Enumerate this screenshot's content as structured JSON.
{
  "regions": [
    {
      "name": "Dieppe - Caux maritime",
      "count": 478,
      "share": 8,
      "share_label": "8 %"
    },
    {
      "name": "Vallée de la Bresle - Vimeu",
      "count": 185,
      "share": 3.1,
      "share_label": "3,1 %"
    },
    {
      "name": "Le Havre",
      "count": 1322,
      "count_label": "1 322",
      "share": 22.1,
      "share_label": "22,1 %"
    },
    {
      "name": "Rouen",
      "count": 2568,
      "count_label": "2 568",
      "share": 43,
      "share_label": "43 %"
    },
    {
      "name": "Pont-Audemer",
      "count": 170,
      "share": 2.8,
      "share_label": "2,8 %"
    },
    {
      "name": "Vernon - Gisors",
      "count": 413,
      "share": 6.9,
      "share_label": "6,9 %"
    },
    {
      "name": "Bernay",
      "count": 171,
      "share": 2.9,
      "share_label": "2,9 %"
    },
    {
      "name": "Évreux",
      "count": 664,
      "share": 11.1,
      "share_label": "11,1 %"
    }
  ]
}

········

Extract all of the data shown above without alteration.

Enumerate this screenshot's content as structured JSON.
{
  "regions": [
    {
      "name": "Dieppe - Caux maritime",
      "count": 478,
      "share": 8,
      "share_label": "8 %"
    },
    {
      "name": "Vallée de la Bresle - Vimeu",
      "count": 185,
      "share": 3.1,
      "share_label": "3,1 %"
    },
    {
      "name": "Le Havre",
      "count": 1322,
      "count_label": "1 322",
      "share": 22.1,
      "share_label": "22,1 %"
    },
    {
      "name": "Rouen",
      "count": 2568,
      "count_label": "2 568",
      "share": 43,
      "share_label": "43 %"
    },
    {
      "name": "Pont-Audemer",
      "count": 170,
      "share": 2.8,
      "share_label": "2,8 %"
    },
    {
      "name": "Vernon - Gisors",
      "count": 413,
      "share": 6.9,
      "share_label": "6,9 %"
    },
    {
      "name": "Bernay",
      "count": 171,
      "share": 2.9,
      "share_label": "2,9 %"
    },
    {
      "name": "Évreux",
      "count": 664,
      "share": 11.1,
      "share_label": "11,1 %"
    }
  ]
}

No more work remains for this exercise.